DATASET:
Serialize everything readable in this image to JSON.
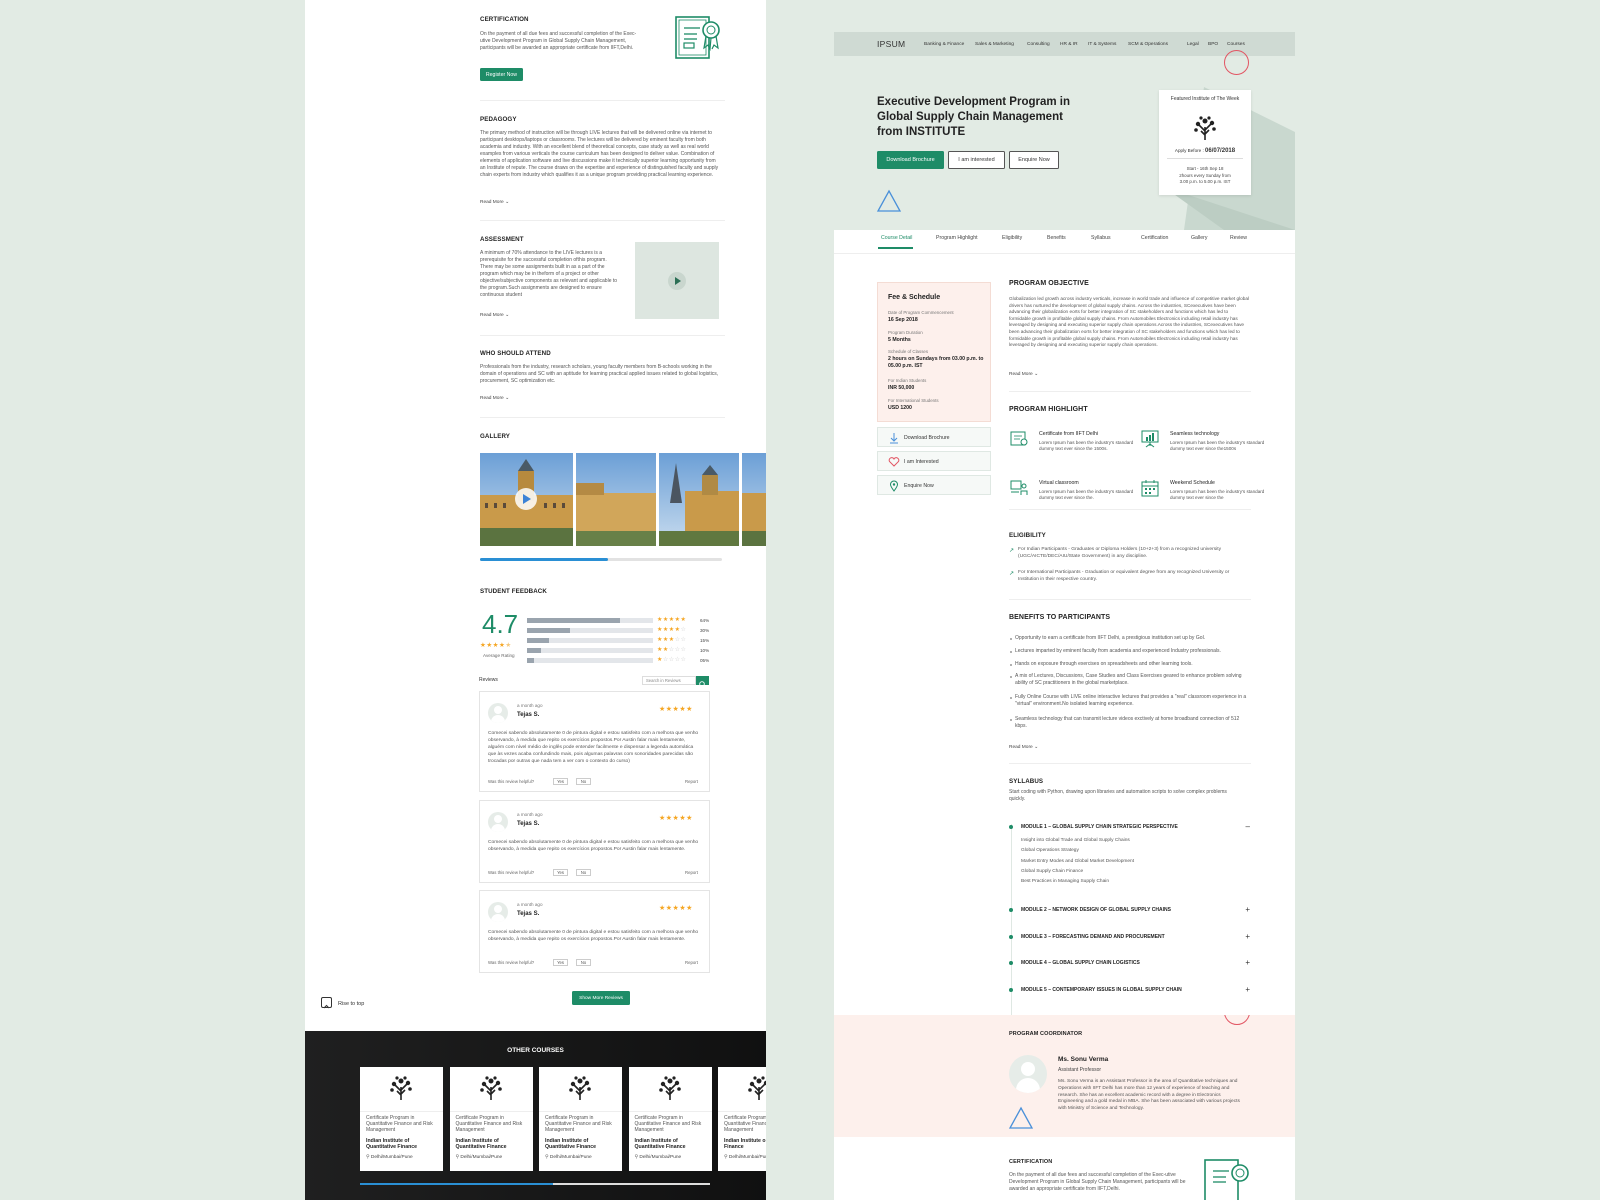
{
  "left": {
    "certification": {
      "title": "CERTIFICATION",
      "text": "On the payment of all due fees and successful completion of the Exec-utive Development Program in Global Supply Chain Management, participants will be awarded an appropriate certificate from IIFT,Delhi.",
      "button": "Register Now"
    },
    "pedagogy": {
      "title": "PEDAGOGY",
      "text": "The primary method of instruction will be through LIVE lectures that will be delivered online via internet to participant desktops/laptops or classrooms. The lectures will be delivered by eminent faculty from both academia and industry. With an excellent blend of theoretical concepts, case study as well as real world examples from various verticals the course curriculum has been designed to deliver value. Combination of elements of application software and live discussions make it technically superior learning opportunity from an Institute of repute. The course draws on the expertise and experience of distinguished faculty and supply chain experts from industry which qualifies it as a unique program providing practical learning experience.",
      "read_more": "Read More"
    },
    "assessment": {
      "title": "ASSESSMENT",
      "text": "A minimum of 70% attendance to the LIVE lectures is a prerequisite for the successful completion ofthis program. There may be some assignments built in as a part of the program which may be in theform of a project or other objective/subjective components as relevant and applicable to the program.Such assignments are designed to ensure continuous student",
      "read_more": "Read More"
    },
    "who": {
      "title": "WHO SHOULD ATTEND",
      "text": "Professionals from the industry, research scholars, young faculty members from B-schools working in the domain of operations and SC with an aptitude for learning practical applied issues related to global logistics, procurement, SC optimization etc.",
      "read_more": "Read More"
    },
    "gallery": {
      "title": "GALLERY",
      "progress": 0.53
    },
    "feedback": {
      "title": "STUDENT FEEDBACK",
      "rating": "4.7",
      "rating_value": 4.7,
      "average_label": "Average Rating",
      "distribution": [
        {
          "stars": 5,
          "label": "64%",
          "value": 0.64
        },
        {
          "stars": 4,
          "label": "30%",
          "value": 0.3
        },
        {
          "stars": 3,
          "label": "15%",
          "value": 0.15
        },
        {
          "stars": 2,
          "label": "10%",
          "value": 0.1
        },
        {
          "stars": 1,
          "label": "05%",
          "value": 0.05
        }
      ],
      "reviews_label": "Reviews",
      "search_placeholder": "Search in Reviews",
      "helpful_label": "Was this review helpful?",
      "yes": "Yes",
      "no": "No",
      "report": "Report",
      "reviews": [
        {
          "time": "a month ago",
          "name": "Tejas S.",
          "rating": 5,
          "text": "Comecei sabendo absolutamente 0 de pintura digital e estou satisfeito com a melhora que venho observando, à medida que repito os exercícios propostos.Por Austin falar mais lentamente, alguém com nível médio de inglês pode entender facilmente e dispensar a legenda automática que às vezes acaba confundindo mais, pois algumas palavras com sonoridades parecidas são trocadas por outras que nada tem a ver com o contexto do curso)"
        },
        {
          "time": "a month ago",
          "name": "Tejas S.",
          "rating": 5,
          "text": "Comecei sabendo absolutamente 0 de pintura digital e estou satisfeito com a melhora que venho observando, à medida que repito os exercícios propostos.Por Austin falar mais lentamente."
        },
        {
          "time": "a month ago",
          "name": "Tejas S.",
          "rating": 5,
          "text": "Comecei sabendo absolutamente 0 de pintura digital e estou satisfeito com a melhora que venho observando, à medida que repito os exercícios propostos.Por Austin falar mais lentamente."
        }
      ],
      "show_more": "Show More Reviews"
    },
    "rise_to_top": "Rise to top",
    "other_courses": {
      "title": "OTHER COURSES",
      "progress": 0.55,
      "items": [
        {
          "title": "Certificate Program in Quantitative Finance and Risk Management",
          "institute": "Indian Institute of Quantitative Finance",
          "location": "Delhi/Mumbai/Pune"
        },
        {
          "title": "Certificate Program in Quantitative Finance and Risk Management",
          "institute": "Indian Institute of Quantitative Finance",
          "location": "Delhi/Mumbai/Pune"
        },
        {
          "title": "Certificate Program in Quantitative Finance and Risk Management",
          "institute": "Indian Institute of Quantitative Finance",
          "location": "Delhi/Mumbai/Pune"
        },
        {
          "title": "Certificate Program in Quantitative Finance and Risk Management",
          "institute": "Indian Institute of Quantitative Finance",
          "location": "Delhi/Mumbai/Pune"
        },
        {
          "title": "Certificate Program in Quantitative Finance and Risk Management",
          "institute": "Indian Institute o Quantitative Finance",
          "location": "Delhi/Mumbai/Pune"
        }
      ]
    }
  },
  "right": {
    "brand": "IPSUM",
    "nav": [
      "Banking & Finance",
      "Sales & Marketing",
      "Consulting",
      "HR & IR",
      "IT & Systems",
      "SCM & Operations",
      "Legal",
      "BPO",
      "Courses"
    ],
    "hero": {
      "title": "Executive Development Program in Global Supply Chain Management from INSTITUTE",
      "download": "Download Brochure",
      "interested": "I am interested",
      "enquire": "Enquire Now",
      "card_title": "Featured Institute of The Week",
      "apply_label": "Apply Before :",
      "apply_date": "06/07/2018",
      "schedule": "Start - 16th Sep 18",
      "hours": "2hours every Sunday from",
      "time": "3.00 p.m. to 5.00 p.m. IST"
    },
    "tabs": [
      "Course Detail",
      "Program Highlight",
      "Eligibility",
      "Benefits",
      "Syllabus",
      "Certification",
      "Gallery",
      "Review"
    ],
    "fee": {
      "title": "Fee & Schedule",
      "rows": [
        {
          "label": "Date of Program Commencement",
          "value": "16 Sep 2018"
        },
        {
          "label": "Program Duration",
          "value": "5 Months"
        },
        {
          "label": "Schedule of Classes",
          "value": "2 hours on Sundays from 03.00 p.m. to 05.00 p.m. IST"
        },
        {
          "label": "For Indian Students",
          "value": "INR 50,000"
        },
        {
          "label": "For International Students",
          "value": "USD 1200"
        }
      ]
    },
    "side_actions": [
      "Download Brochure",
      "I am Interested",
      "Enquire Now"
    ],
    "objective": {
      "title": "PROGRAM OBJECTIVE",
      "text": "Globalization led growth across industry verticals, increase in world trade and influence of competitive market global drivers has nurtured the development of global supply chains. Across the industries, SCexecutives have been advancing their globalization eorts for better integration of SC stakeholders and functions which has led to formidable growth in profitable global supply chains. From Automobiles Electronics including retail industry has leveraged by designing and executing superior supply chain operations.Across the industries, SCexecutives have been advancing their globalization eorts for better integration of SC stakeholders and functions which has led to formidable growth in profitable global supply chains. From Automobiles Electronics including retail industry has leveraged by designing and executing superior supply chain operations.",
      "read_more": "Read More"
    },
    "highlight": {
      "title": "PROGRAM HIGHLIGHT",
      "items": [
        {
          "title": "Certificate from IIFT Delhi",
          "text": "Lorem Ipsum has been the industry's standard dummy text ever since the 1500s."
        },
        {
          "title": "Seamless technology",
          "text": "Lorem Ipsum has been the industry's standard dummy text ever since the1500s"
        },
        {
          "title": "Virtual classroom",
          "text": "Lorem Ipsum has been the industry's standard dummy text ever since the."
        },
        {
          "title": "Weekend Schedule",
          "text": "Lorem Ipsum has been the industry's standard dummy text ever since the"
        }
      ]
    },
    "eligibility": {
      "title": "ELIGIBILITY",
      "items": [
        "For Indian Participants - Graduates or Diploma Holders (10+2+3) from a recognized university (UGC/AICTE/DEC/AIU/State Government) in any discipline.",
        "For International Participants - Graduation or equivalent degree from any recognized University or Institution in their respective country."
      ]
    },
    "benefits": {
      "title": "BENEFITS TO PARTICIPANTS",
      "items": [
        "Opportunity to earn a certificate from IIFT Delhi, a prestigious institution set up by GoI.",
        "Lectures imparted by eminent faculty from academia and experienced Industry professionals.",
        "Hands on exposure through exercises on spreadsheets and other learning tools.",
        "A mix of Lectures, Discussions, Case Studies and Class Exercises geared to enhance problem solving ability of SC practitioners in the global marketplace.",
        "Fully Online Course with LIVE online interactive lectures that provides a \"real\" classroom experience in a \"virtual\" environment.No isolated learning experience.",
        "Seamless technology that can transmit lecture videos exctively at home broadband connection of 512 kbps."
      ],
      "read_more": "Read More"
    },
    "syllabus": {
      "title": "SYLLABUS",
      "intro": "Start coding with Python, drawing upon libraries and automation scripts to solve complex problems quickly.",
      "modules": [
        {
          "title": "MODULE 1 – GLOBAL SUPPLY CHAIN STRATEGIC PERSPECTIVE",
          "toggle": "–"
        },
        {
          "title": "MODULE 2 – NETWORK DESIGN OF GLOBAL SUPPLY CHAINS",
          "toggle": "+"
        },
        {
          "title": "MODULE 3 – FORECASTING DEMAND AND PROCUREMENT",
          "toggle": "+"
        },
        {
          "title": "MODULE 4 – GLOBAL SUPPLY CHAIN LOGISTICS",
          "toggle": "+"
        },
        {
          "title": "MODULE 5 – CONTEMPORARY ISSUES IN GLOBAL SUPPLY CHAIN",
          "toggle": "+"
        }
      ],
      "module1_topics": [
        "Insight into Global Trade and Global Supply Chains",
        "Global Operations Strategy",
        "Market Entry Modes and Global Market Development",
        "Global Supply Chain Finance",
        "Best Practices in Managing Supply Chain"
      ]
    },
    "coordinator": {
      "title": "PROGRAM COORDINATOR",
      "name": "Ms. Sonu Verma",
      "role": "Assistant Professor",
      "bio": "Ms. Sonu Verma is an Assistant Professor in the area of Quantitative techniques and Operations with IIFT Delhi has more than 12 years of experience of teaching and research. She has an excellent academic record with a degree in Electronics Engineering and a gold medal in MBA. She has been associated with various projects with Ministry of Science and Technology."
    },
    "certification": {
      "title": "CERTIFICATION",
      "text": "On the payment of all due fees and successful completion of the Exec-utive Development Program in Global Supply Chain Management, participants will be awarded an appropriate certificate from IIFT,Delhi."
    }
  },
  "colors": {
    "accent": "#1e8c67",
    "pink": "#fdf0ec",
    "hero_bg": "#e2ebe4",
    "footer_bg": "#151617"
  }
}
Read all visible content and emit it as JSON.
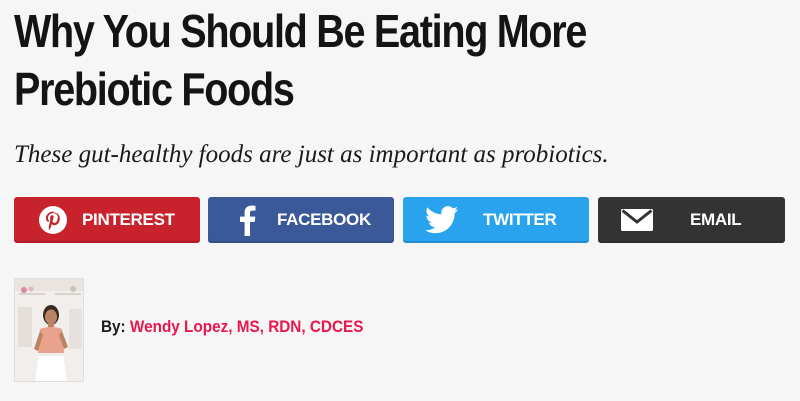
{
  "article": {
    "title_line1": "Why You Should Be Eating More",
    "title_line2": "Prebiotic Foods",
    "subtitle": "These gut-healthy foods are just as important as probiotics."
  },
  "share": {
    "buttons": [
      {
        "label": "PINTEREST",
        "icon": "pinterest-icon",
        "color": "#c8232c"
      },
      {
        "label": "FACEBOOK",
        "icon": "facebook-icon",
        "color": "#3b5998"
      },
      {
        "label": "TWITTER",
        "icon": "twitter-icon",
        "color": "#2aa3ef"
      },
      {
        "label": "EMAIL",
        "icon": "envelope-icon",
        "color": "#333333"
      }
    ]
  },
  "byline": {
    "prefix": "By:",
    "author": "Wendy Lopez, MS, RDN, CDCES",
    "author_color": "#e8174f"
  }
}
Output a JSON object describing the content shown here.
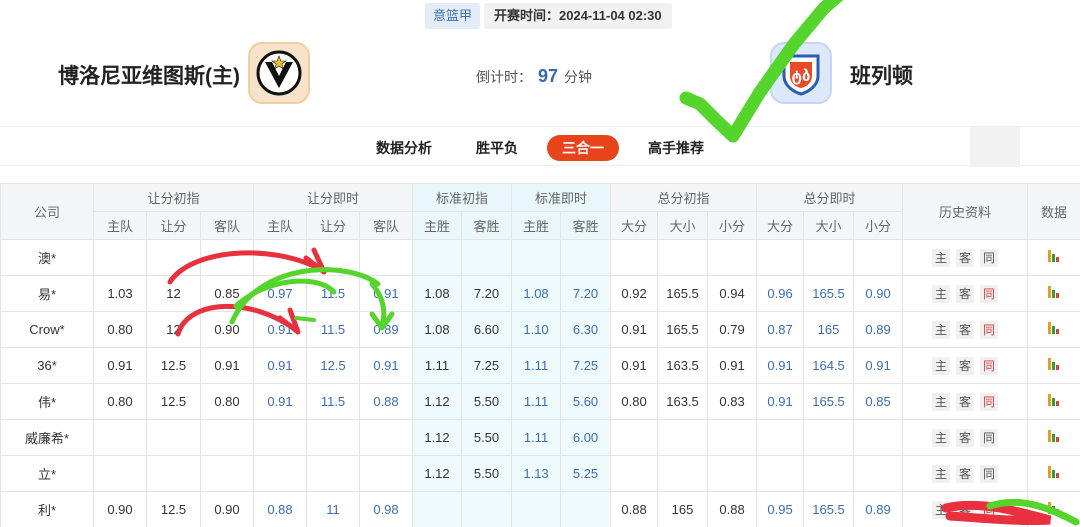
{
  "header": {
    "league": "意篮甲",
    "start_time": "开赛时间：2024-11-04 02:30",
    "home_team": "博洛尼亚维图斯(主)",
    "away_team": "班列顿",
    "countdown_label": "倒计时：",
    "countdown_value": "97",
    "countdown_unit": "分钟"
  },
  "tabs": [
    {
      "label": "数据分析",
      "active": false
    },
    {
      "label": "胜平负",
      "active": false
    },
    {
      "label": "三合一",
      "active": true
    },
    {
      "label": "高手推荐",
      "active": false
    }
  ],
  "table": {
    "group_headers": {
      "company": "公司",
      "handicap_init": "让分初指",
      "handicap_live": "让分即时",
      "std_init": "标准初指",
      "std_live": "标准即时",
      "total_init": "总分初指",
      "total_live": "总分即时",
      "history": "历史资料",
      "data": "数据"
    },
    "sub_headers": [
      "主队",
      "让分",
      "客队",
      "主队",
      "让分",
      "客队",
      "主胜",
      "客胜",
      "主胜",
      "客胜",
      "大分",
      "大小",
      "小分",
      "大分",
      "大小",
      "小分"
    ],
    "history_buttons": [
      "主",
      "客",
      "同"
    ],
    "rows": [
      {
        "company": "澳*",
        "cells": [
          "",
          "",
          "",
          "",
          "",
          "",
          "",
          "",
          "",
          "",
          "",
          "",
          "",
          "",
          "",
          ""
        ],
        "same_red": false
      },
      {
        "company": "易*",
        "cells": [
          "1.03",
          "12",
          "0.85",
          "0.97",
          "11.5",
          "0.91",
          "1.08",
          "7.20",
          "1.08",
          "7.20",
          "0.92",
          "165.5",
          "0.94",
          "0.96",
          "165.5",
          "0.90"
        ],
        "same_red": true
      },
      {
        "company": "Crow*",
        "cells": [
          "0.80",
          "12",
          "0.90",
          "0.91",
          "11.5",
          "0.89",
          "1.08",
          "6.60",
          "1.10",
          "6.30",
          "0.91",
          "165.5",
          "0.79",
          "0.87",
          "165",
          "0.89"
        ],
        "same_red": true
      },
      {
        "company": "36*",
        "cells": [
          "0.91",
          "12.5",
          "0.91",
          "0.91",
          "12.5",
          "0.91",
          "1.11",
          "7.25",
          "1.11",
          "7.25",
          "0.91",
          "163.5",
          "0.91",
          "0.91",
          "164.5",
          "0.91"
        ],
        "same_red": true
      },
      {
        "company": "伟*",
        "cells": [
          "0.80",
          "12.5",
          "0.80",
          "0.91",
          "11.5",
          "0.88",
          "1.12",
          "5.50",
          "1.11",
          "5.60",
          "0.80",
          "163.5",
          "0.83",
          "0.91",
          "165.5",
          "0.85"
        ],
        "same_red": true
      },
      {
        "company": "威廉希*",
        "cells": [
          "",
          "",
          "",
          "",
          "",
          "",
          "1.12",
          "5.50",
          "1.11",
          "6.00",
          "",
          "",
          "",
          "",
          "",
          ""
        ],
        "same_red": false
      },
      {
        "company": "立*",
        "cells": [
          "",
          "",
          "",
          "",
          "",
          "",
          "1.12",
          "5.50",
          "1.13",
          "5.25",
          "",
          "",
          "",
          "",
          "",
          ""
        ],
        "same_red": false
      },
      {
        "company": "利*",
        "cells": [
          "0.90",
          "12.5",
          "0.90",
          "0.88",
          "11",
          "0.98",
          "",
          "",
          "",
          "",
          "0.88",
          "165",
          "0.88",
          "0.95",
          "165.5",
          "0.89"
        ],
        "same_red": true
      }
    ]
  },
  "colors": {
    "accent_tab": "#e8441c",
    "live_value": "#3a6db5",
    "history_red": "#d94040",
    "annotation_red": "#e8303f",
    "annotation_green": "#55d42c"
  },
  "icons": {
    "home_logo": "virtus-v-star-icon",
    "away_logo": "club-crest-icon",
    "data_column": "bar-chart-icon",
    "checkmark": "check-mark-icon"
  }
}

WHAT THE TASK REQUIRES: Count every line above that holds the word "Seamless", and state the number and nothing more.

ANSWER IN FULL: 2